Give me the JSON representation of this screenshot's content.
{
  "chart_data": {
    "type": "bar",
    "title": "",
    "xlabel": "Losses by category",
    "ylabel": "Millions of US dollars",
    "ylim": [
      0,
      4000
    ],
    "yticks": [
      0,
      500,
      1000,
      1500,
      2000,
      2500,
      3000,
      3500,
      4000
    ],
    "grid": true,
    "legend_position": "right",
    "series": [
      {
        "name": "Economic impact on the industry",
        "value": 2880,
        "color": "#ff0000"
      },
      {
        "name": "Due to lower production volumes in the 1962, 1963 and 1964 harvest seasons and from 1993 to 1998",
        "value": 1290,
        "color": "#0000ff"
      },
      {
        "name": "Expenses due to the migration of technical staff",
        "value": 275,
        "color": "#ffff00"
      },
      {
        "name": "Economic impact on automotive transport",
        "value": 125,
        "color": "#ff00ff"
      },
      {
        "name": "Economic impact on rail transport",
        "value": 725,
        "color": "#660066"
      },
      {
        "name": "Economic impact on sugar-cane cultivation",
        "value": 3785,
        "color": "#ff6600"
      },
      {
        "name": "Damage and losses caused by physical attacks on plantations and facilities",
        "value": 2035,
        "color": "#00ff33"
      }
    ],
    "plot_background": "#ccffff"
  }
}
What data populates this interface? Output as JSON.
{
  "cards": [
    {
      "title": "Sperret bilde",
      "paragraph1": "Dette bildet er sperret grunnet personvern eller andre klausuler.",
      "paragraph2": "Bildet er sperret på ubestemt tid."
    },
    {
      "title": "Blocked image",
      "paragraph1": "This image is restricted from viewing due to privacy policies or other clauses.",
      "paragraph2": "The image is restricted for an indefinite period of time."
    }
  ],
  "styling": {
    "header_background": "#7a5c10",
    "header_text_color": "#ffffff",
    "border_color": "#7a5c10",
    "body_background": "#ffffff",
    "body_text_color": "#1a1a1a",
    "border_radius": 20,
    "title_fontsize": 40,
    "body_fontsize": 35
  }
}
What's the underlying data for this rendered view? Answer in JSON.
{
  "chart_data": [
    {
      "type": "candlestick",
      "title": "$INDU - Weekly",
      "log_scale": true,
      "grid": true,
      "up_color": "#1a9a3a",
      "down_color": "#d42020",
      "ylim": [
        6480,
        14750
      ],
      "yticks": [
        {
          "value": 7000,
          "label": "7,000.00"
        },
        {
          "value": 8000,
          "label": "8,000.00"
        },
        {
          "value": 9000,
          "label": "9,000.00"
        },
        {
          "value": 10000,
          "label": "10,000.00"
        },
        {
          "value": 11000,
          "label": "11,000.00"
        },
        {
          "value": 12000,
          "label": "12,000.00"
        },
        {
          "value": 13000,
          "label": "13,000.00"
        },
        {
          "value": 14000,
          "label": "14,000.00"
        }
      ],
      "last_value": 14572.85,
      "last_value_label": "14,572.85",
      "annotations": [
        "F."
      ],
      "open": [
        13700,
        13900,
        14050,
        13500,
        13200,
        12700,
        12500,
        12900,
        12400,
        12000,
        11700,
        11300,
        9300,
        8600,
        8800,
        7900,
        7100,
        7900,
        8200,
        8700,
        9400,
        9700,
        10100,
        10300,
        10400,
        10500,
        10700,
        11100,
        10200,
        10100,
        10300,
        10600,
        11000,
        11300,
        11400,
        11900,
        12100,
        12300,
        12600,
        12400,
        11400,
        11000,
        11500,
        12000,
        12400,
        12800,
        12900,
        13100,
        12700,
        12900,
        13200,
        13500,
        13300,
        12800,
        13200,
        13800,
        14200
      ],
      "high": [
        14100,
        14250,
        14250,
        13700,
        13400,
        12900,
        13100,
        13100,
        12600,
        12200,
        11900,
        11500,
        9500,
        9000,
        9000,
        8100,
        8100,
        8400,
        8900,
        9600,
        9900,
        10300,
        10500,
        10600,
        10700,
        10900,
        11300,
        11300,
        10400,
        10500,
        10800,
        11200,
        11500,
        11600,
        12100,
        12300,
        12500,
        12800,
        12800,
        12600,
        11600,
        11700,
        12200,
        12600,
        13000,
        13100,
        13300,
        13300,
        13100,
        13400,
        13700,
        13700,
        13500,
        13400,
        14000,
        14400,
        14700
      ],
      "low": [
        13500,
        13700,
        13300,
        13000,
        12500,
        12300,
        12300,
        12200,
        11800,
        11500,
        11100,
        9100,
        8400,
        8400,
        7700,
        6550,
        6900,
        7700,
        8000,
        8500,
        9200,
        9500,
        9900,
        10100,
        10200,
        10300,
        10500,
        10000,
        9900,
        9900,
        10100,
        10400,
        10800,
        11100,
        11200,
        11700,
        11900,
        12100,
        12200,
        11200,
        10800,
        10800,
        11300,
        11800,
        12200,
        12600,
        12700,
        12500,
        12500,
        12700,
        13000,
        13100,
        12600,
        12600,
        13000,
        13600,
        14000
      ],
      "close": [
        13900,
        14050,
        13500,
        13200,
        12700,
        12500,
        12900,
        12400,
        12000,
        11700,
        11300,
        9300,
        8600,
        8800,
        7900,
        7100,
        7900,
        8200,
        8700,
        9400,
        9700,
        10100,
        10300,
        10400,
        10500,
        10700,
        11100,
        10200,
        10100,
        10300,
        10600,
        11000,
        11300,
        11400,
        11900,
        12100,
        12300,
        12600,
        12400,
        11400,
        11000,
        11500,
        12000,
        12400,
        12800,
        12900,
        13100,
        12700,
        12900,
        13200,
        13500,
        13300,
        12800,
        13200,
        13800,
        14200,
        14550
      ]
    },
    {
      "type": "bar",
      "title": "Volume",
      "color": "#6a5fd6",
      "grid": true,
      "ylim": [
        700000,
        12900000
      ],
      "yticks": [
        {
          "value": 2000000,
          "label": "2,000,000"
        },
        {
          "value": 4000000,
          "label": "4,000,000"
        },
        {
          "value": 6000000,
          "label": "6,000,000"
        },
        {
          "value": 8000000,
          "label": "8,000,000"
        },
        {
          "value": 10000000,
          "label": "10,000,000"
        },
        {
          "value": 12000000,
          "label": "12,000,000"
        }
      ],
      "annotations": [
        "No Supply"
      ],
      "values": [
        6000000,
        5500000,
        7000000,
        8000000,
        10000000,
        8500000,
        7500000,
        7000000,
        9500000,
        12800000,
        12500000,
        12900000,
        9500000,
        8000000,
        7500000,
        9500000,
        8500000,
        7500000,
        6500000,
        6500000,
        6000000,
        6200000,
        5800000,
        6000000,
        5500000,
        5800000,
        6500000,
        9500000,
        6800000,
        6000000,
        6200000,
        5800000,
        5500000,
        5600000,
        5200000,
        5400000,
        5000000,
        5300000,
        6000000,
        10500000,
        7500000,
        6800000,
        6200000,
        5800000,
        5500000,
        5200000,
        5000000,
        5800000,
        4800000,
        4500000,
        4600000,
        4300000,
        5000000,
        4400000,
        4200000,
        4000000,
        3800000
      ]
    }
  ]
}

================

Tally the lines in this data that hold the word "restricted" and state only the count.

2